■ Exercise objective: For each line in the data below that holds "kinakailangang", return a copy.

■ Data entries:
(begin)

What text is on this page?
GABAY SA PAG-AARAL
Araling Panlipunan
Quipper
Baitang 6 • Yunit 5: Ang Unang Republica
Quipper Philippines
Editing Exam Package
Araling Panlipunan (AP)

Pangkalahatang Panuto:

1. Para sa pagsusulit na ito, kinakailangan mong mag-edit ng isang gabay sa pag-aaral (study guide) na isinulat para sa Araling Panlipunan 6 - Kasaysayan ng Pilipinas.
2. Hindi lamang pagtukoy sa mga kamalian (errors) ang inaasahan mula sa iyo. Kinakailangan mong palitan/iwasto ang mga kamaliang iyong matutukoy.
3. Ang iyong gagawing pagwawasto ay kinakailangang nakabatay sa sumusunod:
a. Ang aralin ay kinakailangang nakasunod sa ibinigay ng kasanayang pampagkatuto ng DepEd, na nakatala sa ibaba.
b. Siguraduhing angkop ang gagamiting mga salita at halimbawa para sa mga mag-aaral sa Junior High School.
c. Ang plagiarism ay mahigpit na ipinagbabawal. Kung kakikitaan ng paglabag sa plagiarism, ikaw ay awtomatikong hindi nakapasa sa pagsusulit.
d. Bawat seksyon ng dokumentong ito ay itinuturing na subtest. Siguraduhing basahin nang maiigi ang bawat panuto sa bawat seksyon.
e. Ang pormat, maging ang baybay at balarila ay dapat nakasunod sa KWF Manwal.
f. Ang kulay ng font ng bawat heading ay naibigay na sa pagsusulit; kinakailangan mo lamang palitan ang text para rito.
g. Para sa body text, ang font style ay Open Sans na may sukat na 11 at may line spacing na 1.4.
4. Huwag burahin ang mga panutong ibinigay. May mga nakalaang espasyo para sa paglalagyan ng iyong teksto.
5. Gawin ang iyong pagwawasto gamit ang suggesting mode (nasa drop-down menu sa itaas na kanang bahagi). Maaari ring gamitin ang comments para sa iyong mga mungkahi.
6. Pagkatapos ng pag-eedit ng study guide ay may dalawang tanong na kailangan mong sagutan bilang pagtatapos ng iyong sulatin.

(end)

■ Complete answer:
3. Ang iyong gagawing pagwawasto ay kinakailangang nakabatay sa sumusunod:
a. Ang aralin ay kinakailangang nakasunod sa ibinigay ng kasanayang pampagkatuto ng DepEd, na nakatala sa ibaba.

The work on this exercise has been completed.